+++ Record excerpts +++

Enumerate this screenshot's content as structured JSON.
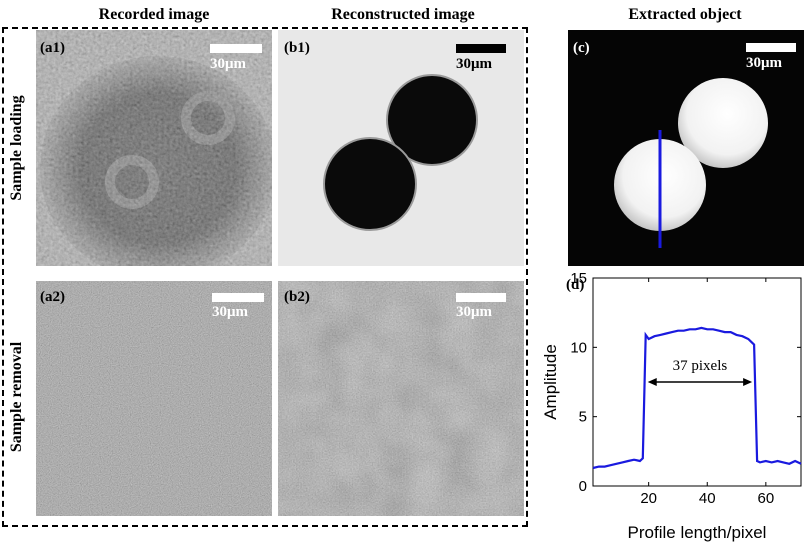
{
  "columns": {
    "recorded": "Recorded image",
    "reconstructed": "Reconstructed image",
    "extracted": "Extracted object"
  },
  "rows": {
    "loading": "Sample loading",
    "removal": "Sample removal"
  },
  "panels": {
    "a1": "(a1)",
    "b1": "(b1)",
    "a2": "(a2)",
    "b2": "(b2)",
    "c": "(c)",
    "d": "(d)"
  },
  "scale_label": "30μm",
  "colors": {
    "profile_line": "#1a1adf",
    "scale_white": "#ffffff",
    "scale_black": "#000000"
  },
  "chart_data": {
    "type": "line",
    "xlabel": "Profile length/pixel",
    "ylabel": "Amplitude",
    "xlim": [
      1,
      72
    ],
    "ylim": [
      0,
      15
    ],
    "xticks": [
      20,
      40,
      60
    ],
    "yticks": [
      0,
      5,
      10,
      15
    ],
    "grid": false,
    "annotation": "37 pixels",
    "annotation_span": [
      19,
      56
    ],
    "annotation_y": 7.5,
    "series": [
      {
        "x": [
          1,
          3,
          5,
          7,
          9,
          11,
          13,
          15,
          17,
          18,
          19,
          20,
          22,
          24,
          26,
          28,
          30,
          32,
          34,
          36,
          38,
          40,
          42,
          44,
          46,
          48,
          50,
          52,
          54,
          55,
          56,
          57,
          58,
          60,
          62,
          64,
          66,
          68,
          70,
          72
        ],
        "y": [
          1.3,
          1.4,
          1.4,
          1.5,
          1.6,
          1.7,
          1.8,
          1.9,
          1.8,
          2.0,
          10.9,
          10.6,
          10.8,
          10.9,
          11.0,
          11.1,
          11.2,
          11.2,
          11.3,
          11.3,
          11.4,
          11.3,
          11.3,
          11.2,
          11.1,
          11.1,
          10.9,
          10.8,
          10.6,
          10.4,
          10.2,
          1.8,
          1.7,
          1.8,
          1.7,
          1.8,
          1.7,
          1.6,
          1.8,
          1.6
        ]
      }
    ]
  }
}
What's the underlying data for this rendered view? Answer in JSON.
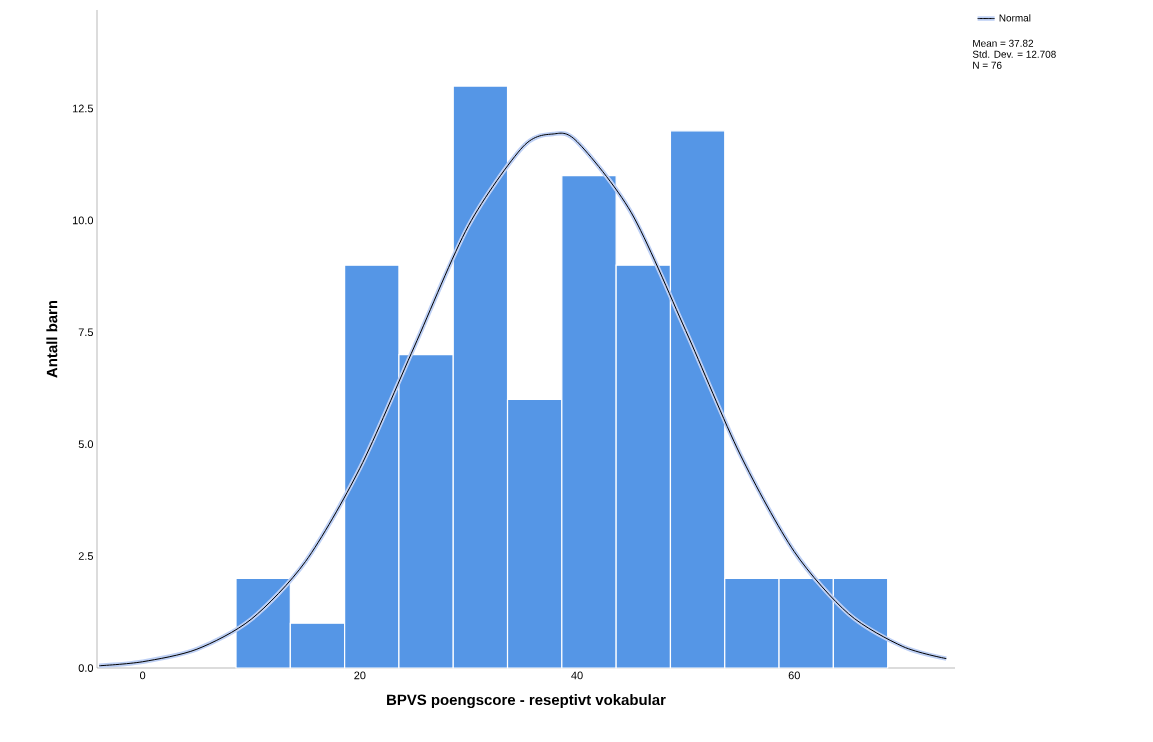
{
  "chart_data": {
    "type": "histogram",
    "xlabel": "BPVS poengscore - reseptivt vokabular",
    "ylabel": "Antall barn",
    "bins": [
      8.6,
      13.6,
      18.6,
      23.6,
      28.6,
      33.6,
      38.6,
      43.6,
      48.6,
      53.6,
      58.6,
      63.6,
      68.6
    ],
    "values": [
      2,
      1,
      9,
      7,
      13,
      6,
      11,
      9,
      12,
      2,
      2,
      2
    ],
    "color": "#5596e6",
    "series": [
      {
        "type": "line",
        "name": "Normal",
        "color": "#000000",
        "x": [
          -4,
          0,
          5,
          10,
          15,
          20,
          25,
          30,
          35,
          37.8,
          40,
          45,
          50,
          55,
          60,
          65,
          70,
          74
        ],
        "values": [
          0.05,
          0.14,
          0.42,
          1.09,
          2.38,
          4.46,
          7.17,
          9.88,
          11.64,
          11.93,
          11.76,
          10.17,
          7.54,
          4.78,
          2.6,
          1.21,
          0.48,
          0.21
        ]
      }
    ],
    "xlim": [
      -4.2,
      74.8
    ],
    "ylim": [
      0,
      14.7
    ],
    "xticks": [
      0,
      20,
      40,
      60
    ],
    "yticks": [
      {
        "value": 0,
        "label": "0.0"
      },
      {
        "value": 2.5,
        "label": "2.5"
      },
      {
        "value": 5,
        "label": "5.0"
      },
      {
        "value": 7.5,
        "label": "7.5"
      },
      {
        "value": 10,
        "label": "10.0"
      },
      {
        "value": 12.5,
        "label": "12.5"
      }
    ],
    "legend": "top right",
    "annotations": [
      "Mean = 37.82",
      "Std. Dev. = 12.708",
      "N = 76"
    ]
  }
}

+++
+++ Record excerpts +++

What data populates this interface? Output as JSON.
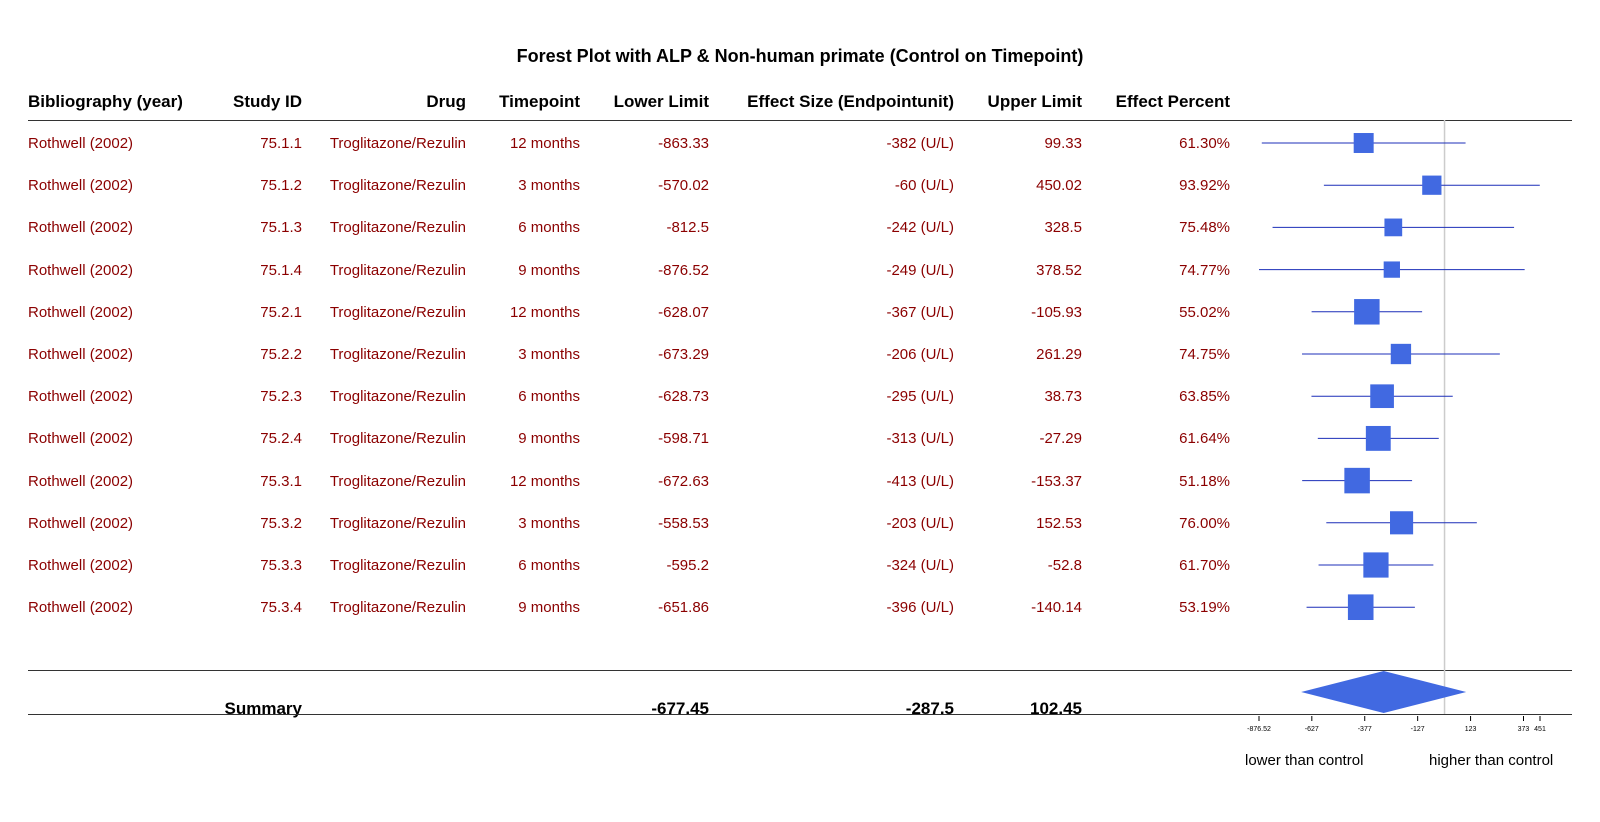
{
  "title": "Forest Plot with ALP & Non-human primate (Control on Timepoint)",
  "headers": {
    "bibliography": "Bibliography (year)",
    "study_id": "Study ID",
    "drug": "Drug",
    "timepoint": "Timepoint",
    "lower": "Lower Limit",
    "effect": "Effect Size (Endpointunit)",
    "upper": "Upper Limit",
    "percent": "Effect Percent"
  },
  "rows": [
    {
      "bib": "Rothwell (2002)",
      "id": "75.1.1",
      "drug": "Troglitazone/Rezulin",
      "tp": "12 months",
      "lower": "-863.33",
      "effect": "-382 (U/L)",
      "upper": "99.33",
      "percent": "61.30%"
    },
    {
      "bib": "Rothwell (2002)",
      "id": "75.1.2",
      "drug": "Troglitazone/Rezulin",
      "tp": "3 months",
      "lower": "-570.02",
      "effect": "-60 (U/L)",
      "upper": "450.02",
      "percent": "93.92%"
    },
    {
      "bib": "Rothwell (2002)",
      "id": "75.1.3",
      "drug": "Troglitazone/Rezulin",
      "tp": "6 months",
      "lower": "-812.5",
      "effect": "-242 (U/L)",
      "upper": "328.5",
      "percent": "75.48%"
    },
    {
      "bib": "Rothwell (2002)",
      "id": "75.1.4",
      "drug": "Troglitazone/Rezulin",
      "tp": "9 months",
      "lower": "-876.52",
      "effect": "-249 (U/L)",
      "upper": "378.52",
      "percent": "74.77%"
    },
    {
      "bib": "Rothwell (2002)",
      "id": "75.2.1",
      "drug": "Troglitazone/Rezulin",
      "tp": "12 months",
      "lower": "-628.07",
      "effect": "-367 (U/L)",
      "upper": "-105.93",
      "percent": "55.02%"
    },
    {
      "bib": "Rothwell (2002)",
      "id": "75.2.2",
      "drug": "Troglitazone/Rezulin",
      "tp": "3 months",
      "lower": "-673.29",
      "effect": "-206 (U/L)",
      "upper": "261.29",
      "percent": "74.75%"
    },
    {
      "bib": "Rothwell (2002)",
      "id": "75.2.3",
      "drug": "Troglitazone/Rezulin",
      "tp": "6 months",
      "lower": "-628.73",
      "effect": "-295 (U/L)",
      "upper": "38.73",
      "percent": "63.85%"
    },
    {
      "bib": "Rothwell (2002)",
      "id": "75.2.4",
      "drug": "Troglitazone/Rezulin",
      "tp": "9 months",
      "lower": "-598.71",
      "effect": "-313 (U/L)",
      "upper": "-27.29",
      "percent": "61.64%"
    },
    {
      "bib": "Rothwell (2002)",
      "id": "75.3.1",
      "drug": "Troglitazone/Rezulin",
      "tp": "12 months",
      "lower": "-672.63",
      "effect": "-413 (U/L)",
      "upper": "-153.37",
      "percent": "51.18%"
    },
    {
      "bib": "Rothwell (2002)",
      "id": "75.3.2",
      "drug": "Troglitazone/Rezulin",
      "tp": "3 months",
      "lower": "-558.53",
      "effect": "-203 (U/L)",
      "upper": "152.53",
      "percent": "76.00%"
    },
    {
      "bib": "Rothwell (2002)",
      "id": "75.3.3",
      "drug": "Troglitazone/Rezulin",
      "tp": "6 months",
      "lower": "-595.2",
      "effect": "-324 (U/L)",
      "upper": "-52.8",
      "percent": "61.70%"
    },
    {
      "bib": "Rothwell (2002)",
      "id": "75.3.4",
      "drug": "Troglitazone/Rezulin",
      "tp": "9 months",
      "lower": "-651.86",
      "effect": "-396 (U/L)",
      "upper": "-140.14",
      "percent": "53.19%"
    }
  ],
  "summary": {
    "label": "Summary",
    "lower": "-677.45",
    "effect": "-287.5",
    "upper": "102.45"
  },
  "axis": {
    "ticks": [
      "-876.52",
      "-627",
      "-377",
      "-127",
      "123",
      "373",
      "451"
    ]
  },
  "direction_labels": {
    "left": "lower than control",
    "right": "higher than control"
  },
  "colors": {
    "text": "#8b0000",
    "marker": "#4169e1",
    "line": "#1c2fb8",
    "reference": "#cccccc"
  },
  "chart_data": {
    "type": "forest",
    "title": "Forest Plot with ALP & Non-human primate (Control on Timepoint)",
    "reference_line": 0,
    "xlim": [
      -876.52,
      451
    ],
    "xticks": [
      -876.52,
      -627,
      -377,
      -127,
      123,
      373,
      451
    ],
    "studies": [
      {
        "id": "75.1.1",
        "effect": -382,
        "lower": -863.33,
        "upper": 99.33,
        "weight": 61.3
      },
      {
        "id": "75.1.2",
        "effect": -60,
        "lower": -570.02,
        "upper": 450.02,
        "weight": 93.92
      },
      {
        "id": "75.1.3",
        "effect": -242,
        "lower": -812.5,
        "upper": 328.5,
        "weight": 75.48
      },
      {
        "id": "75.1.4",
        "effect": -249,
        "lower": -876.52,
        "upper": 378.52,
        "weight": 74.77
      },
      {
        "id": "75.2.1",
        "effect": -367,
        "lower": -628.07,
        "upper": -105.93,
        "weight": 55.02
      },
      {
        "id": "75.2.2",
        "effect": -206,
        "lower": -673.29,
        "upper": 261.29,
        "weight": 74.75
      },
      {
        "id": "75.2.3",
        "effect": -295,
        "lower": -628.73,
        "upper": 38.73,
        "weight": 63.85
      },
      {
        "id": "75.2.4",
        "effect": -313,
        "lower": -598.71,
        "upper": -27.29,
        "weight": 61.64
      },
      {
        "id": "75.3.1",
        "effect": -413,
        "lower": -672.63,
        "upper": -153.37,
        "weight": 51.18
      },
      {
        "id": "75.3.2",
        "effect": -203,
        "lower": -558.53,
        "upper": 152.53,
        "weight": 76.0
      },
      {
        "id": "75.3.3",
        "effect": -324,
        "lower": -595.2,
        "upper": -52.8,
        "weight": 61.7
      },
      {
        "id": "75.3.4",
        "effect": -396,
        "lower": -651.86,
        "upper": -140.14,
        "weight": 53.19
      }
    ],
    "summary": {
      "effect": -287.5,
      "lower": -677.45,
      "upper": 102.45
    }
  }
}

+++

=== Exercise ===
Find the word "human" in the entries, and copy every line it shows up in.

=== Exercise response ===
  "title": "Forest Plot with ALP & Non-human primate (Control on Timepoint)",
    "title": "Forest Plot with ALP & Non-human primate (Control on Timepoint)",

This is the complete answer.